*** Material for this task

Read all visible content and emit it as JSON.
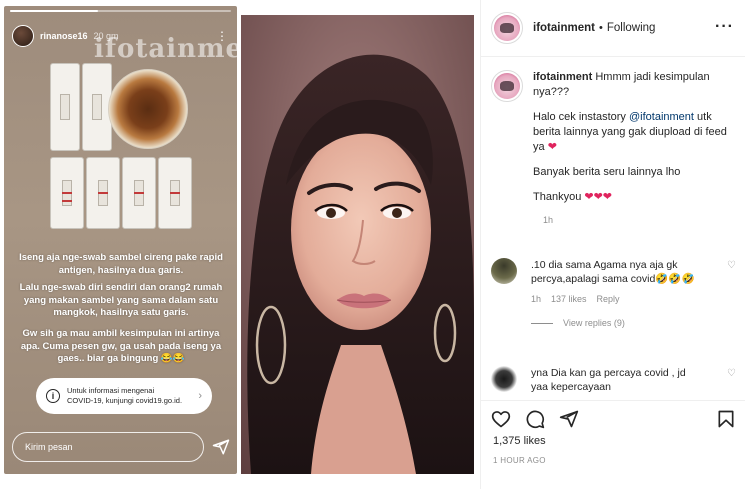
{
  "story": {
    "username": "rinanose16",
    "time": "20 gm",
    "watermark": "ifotainment",
    "text1": "Iseng aja nge-swab sambel cireng pake rapid antigen, hasilnya dua garis.",
    "text2": "Lalu nge-swab diri sendiri dan orang2 rumah yang makan sambel yang sama dalam satu mangkok, hasilnya satu garis.",
    "text3": "Gw sih ga mau ambil kesimpulan ini artinya apa. Cuma pesen gw, ga usah pada iseng ya gaes.. biar ga bingung 😂😂",
    "covid_line1": "Untuk informasi mengenai",
    "covid_line2": "COVID-19, kunjungi covid19.go.id.",
    "reply_placeholder": "Kirim pesan"
  },
  "post": {
    "username": "ifotainment",
    "separator": "•",
    "follow_state": "Following",
    "more": "···"
  },
  "caption": {
    "username": "ifotainment",
    "line1": "Hmmm jadi kesimpulan nya???",
    "p2_before": "Halo cek instastory ",
    "p2_link": "@ifotainment",
    "p2_after": " utk berita lainnya yang gak diupload di feed ya ",
    "p3": "Banyak berita seru lainnya lho",
    "p4": "Thankyou ",
    "hearts_one": "❤",
    "hearts_three": "❤❤❤",
    "time": "1h"
  },
  "comments": [
    {
      "username": "",
      "text": ".10 dia sama Agama nya aja gk percya,apalagi sama covid🤣🤣🤣",
      "time": "1h",
      "likes": "137 likes",
      "reply": "Reply",
      "view_replies": "View replies (9)"
    },
    {
      "username": "",
      "text": "yna Dia kan ga percaya covid , jd yaa kepercayaan"
    }
  ],
  "actions": {
    "likes": "1,375 likes",
    "posted": "1 HOUR AGO"
  },
  "colors": {
    "link": "#00376b",
    "heart": "#e0245e",
    "muted": "#8e8e8e",
    "story_bg": "#a89684"
  }
}
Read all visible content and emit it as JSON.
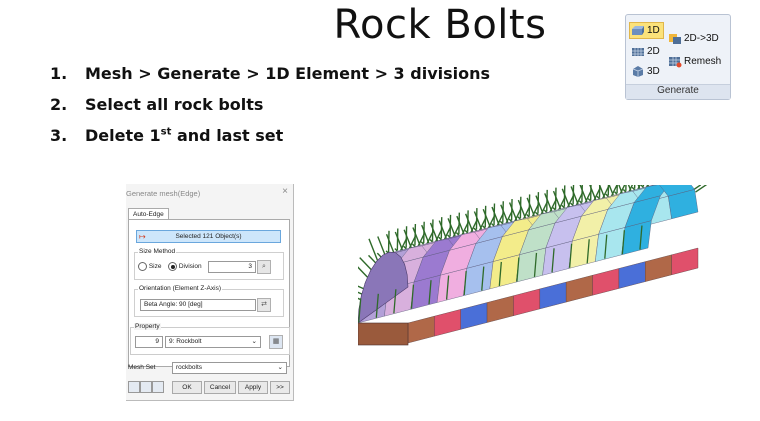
{
  "slide": {
    "title": "Rock Bolts",
    "steps": [
      {
        "num": "1.",
        "text": "Mesh > Generate > 1D Element > 3 divisions"
      },
      {
        "num": "2.",
        "text": "Select all rock bolts"
      },
      {
        "num": "3.",
        "pre": "Delete 1",
        "sup": "st",
        "post": " and last set"
      }
    ]
  },
  "ribbon": {
    "group_label": "Generate",
    "buttons": {
      "b1d": "1D",
      "b2d": "2D",
      "b3d": "3D",
      "b2d3d": "2D->3D",
      "remesh": "Remesh"
    }
  },
  "dialog": {
    "title": "Generate mesh(Edge)",
    "tab": "Auto-Edge",
    "selected": "Selected 121 Object(s)",
    "size_method": {
      "label": "Size Method",
      "opt_size": "Size",
      "opt_division": "Division",
      "value": "3"
    },
    "orientation": {
      "label": "Orientation (Element Z-Axis)",
      "value": "Beta Angle: 90 [deg]"
    },
    "property": {
      "label": "Property",
      "id": "9",
      "value": "9: Rockbolt"
    },
    "mesh_set": {
      "label": "Mesh Set",
      "value": "rockbolts"
    },
    "buttons": {
      "ok": "OK",
      "cancel": "Cancel",
      "apply": "Apply",
      "more": ">>"
    }
  },
  "colors": {
    "ribbon_bg": "#eef2f8",
    "selection": "#cde6fb",
    "highlight": "#fbe27a"
  }
}
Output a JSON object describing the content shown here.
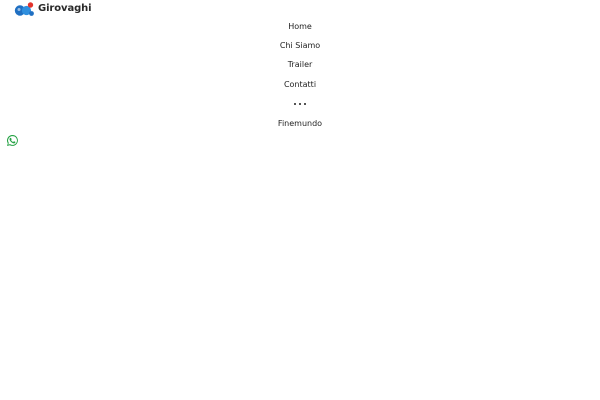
{
  "header": {
    "brand_name": "Girovaghi",
    "logo_icon": "girovaghi-logo-icon"
  },
  "nav": {
    "items": [
      {
        "label": "Home"
      },
      {
        "label": "Chi Siamo"
      },
      {
        "label": "Trailer"
      },
      {
        "label": "Contatti"
      },
      {
        "icon": "more-dots-icon"
      },
      {
        "label": "Finemundo"
      }
    ]
  },
  "floating": {
    "icon": "whatsapp-icon"
  },
  "colors": {
    "logo_blue": "#1f6fc2",
    "logo_red": "#e2332c",
    "whatsapp_green": "#25a244",
    "text": "#1e1e1e"
  }
}
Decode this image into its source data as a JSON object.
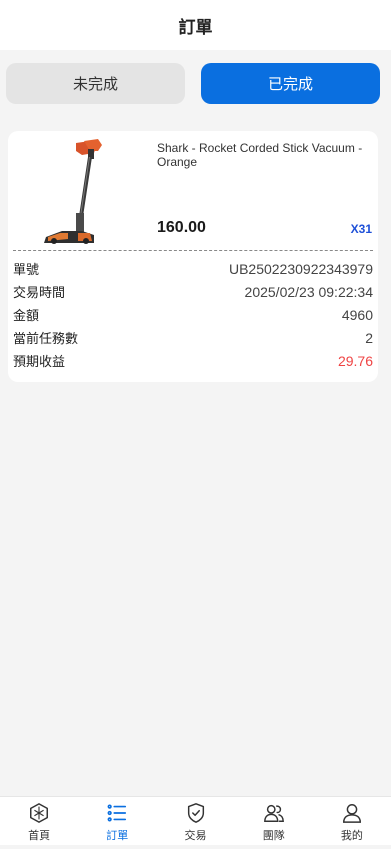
{
  "header": {
    "title": "訂單"
  },
  "tabs": {
    "pending": "未完成",
    "completed": "已完成"
  },
  "order": {
    "product_name": "Shark - Rocket Corded Stick Vacuum - Orange",
    "price": "160.00",
    "quantity": "X31",
    "details": [
      {
        "label": "單號",
        "value": "UB2502230922343979"
      },
      {
        "label": "交易時間",
        "value": "2025/02/23 09:22:34"
      },
      {
        "label": "金額",
        "value": "4960"
      },
      {
        "label": "當前任務數",
        "value": "2"
      },
      {
        "label": "預期收益",
        "value": "29.76"
      }
    ]
  },
  "tabbar": {
    "items": [
      {
        "label": "首頁",
        "icon": "home-icon"
      },
      {
        "label": "訂單",
        "icon": "list-icon"
      },
      {
        "label": "交易",
        "icon": "shield-check-icon"
      },
      {
        "label": "團隊",
        "icon": "team-icon"
      },
      {
        "label": "我的",
        "icon": "user-icon"
      }
    ]
  },
  "colors": {
    "accent": "#0a6fe0",
    "profit": "#ef4444",
    "quantity": "#1e50d8"
  }
}
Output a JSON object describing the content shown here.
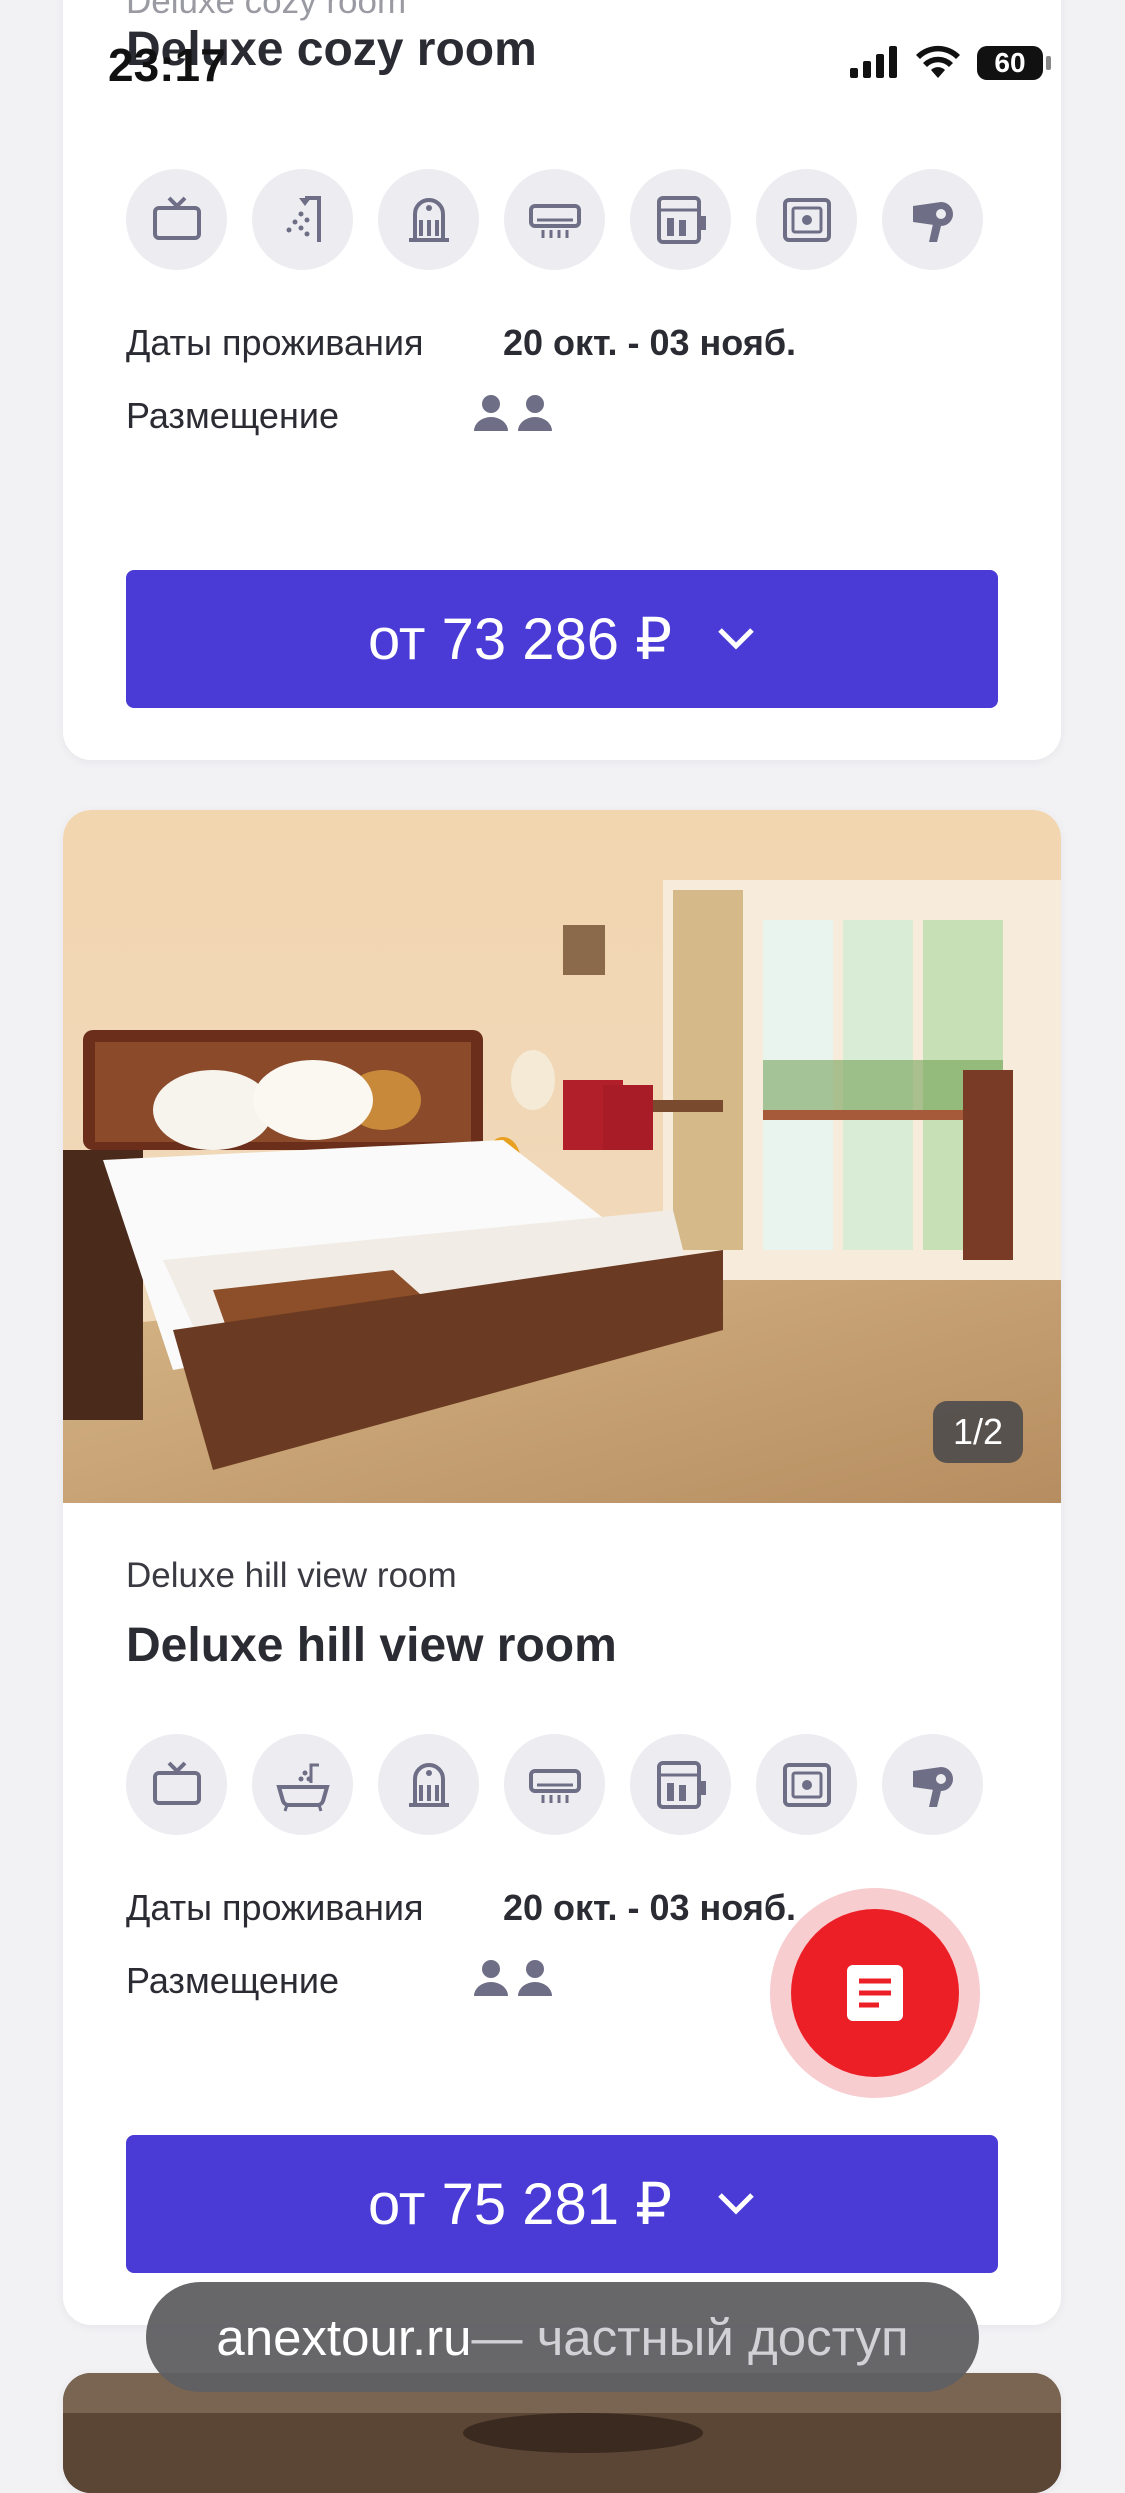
{
  "status_bar": {
    "time": "23:17",
    "battery": "60"
  },
  "cards": [
    {
      "subtitle": "Deluxe cozy room",
      "title": "Deluxe cozy room",
      "amenities": [
        "tv-icon",
        "shower-icon",
        "heater-icon",
        "air-conditioner-icon",
        "minibar-icon",
        "safe-icon",
        "hairdryer-icon"
      ],
      "dates_label": "Даты проживания",
      "dates_value": "20 окт. - 03 нояб.",
      "placement_label": "Размещение",
      "guests": 2,
      "price": "от 73 286 ₽"
    },
    {
      "photo_counter": "1/2",
      "subtitle": "Deluxe hill view room",
      "title": "Deluxe hill view room",
      "amenities": [
        "tv-icon",
        "bathtub-icon",
        "heater-icon",
        "air-conditioner-icon",
        "minibar-icon",
        "safe-icon",
        "hairdryer-icon"
      ],
      "dates_label": "Даты проживания",
      "dates_value": "20 окт. - 03 нояб.",
      "placement_label": "Размещение",
      "guests": 2,
      "price": "от 75 281 ₽"
    }
  ],
  "toast": {
    "domain": "anextour.ru",
    "rest": " — частный доступ"
  },
  "colors": {
    "accent": "#4a3bd6",
    "fab": "#ec1f26"
  }
}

******

• [Prompt] Single out each line of the records above with the string "kesimpulan" in it, and copy it.

• [Correct output]
    "text3": "Gw sih ga mau ambil kesimpulan ini artinya apa. Cuma pesen gw, ga usah pada iseng ya gaes.. biar ga bingung 😂😂",
    "line1": "Hmmm jadi kesimpulan nya???",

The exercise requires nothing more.